## What needs to be done:
All of the material below is to be returned exactly.

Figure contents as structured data

###

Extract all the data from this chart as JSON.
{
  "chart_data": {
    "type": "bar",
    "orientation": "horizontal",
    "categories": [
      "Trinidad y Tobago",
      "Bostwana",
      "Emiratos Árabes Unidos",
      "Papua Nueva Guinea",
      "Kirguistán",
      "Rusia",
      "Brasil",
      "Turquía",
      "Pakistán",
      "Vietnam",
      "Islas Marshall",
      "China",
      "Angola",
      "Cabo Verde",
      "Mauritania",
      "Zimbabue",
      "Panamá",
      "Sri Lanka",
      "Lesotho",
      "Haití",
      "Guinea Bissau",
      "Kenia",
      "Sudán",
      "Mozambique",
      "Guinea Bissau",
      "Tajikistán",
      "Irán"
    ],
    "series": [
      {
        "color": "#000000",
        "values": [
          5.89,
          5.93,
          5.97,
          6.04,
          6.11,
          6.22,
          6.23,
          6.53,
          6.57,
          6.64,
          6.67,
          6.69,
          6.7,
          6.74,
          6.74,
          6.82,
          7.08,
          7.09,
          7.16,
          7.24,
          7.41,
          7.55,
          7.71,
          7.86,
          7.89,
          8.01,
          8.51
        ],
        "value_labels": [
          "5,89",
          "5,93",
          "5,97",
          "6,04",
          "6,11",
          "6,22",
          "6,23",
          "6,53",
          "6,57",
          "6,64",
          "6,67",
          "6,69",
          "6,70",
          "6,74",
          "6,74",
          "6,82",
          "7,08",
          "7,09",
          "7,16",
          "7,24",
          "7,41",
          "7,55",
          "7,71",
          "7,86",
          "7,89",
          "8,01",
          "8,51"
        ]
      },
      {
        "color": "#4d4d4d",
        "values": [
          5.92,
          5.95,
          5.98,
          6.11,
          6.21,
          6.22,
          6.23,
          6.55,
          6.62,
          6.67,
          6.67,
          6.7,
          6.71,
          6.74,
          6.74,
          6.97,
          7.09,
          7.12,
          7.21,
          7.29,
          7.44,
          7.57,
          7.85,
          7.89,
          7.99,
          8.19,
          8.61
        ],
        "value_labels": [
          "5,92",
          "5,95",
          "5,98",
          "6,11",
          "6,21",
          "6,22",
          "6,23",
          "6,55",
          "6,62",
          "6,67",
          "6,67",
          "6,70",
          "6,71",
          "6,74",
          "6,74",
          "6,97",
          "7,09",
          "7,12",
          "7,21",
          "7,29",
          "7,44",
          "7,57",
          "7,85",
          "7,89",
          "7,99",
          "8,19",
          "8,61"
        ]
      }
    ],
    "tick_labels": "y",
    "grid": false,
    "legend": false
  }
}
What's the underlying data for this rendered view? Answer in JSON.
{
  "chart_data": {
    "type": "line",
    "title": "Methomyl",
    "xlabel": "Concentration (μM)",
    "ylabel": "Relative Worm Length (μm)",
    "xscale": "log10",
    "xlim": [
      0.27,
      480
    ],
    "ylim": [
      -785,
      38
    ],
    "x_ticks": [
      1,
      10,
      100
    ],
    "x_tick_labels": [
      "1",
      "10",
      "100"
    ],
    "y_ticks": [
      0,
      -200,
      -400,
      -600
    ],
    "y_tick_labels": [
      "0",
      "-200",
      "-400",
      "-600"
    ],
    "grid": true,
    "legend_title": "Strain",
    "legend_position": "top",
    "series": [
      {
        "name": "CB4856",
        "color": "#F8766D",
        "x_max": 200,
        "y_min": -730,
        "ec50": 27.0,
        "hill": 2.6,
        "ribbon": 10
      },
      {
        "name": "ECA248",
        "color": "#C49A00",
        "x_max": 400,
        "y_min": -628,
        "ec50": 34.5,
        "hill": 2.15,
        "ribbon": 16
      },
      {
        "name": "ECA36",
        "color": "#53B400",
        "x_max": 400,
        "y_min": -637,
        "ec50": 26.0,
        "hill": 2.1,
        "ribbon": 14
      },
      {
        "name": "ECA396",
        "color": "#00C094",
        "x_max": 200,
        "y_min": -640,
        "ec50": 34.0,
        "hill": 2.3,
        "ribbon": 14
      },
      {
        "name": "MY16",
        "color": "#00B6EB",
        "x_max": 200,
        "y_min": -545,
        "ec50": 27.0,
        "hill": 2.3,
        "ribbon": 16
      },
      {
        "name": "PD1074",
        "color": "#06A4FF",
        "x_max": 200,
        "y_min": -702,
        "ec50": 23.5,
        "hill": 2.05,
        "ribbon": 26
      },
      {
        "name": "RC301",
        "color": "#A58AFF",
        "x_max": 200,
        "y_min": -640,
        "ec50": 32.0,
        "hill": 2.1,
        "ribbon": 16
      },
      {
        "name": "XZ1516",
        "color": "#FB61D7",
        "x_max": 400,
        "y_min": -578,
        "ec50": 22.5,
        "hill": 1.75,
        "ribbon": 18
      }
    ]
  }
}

###

## Exercise solution:
Extract all the data from this chart as JSON.
{
  "chart_data": {
    "type": "bar",
    "orientation": "horizontal",
    "categories": [
      "Trinidad y Tobago",
      "Bostwana",
      "Emiratos Árabes Unidos",
      "Papua Nueva Guinea",
      "Kirguistán",
      "Rusia",
      "Brasil",
      "Turquía",
      "Pakistán",
      "Vietnam",
      "Islas Marshall",
      "China",
      "Angola",
      "Cabo Verde",
      "Mauritania",
      "Zimbabue",
      "Panamá",
      "Sri Lanka",
      "Lesotho",
      "Haití",
      "Guinea Bissau",
      "Kenia",
      "Sudán",
      "Mozambique",
      "Guinea Bissau",
      "Tajikistán",
      "Irán"
    ],
    "series": [
      {
        "color": "#000000",
        "values": [
          5.89,
          5.93,
          5.97,
          6.04,
          6.11,
          6.22,
          6.23,
          6.53,
          6.57,
          6.64,
          6.67,
          6.69,
          6.7,
          6.74,
          6.74,
          6.82,
          7.08,
          7.09,
          7.16,
          7.24,
          7.41,
          7.55,
          7.71,
          7.86,
          7.89,
          8.01,
          8.51
        ],
        "value_labels": [
          "5,89",
          "5,93",
          "5,97",
          "6,04",
          "6,11",
          "6,22",
          "6,23",
          "6,53",
          "6,57",
          "6,64",
          "6,67",
          "6,69",
          "6,70",
          "6,74",
          "6,74",
          "6,82",
          "7,08",
          "7,09",
          "7,16",
          "7,24",
          "7,41",
          "7,55",
          "7,71",
          "7,86",
          "7,89",
          "8,01",
          "8,51"
        ]
      },
      {
        "color": "#4d4d4d",
        "values": [
          5.92,
          5.95,
          5.98,
          6.11,
          6.21,
          6.22,
          6.23,
          6.55,
          6.62,
          6.67,
          6.67,
          6.7,
          6.71,
          6.74,
          6.74,
          6.97,
          7.09,
          7.12,
          7.21,
          7.29,
          7.44,
          7.57,
          7.85,
          7.89,
          7.99,
          8.19,
          8.61
        ],
        "value_labels": [
          "5,92",
          "5,95",
          "5,98",
          "6,11",
          "6,21",
          "6,22",
          "6,23",
          "6,55",
          "6,62",
          "6,67",
          "6,67",
          "6,70",
          "6,71",
          "6,74",
          "6,74",
          "6,97",
          "7,09",
          "7,12",
          "7,21",
          "7,29",
          "7,44",
          "7,57",
          "7,85",
          "7,89",
          "7,99",
          "8,19",
          "8,61"
        ]
      }
    ],
    "tick_labels": "y",
    "grid": false,
    "legend": false
  }
}
What's the underlying data for this rendered view? Answer in JSON.
{
  "chart_data": {
    "type": "line",
    "title": "Methomyl",
    "xlabel": "Concentration (μM)",
    "ylabel": "Relative Worm Length (μm)",
    "xscale": "log10",
    "xlim": [
      0.27,
      480
    ],
    "ylim": [
      -785,
      38
    ],
    "x_ticks": [
      1,
      10,
      100
    ],
    "x_tick_labels": [
      "1",
      "10",
      "100"
    ],
    "y_ticks": [
      0,
      -200,
      -400,
      -600
    ],
    "y_tick_labels": [
      "0",
      "-200",
      "-400",
      "-600"
    ],
    "grid": true,
    "legend_title": "Strain",
    "legend_position": "top",
    "series": [
      {
        "name": "CB4856",
        "color": "#F8766D",
        "x_max": 200,
        "y_min": -730,
        "ec50": 27.0,
        "hill": 2.6,
        "ribbon": 10
      },
      {
        "name": "ECA248",
        "color": "#C49A00",
        "x_max": 400,
        "y_min": -628,
        "ec50": 34.5,
        "hill": 2.15,
        "ribbon": 16
      },
      {
        "name": "ECA36",
        "color": "#53B400",
        "x_max": 400,
        "y_min": -637,
        "ec50": 26.0,
        "hill": 2.1,
        "ribbon": 14
      },
      {
        "name": "ECA396",
        "color": "#00C094",
        "x_max": 200,
        "y_min": -640,
        "ec50": 34.0,
        "hill": 2.3,
        "ribbon": 14
      },
      {
        "name": "MY16",
        "color": "#00B6EB",
        "x_max": 200,
        "y_min": -545,
        "ec50": 27.0,
        "hill": 2.3,
        "ribbon": 16
      },
      {
        "name": "PD1074",
        "color": "#06A4FF",
        "x_max": 200,
        "y_min": -702,
        "ec50": 23.5,
        "hill": 2.05,
        "ribbon": 26
      },
      {
        "name": "RC301",
        "color": "#A58AFF",
        "x_max": 200,
        "y_min": -640,
        "ec50": 32.0,
        "hill": 2.1,
        "ribbon": 16
      },
      {
        "name": "XZ1516",
        "color": "#FB61D7",
        "x_max": 400,
        "y_min": -578,
        "ec50": 22.5,
        "hill": 1.75,
        "ribbon": 18
      }
    ]
  }
}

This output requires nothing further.